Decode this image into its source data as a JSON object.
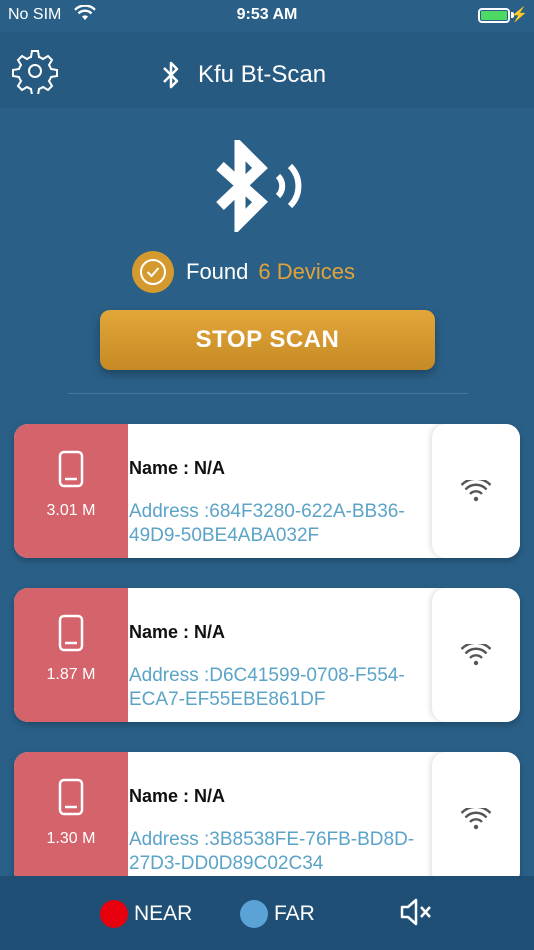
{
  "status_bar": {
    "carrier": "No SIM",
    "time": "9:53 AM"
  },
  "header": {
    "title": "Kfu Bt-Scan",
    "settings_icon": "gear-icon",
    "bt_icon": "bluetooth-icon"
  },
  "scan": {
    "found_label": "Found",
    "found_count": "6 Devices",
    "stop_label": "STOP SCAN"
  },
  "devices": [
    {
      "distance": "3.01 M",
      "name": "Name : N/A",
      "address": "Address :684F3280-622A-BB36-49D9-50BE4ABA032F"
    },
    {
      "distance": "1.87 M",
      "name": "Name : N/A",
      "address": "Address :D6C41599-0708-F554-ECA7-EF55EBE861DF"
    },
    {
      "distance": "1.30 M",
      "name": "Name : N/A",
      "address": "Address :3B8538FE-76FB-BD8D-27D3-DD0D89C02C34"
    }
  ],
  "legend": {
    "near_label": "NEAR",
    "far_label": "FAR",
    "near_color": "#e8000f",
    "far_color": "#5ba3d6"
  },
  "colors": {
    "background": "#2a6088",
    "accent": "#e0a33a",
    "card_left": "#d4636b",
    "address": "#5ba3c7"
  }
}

....

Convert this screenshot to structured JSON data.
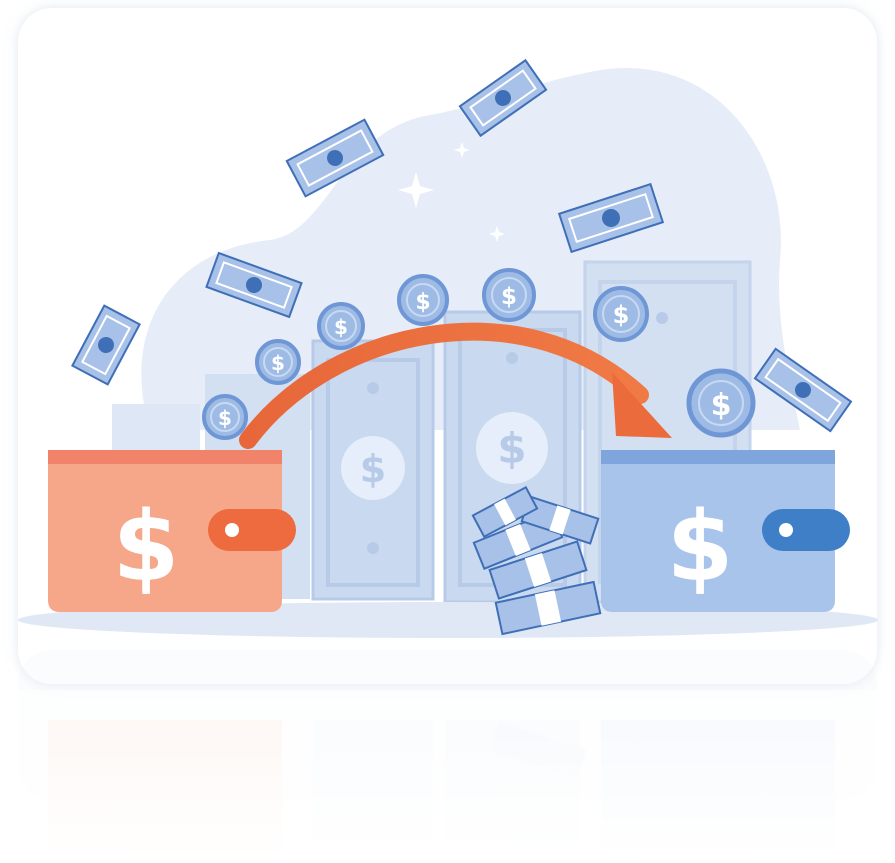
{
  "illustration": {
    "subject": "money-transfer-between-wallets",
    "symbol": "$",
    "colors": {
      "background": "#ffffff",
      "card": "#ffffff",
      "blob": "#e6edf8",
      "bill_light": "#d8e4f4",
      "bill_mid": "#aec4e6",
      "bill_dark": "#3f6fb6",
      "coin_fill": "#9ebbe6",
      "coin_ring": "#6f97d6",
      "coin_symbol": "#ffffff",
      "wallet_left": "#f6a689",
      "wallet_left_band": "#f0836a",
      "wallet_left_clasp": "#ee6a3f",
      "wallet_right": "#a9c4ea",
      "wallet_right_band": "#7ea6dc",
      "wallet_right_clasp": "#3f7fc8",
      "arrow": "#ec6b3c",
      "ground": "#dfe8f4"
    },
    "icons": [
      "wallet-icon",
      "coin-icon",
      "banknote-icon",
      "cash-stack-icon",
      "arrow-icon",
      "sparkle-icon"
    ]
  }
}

....

Pick out every line of the listing containing the word "ffffff", and show those lines.

      "background": "#ffffff",
      "card": "#ffffff",
      "coin_symbol": "#ffffff",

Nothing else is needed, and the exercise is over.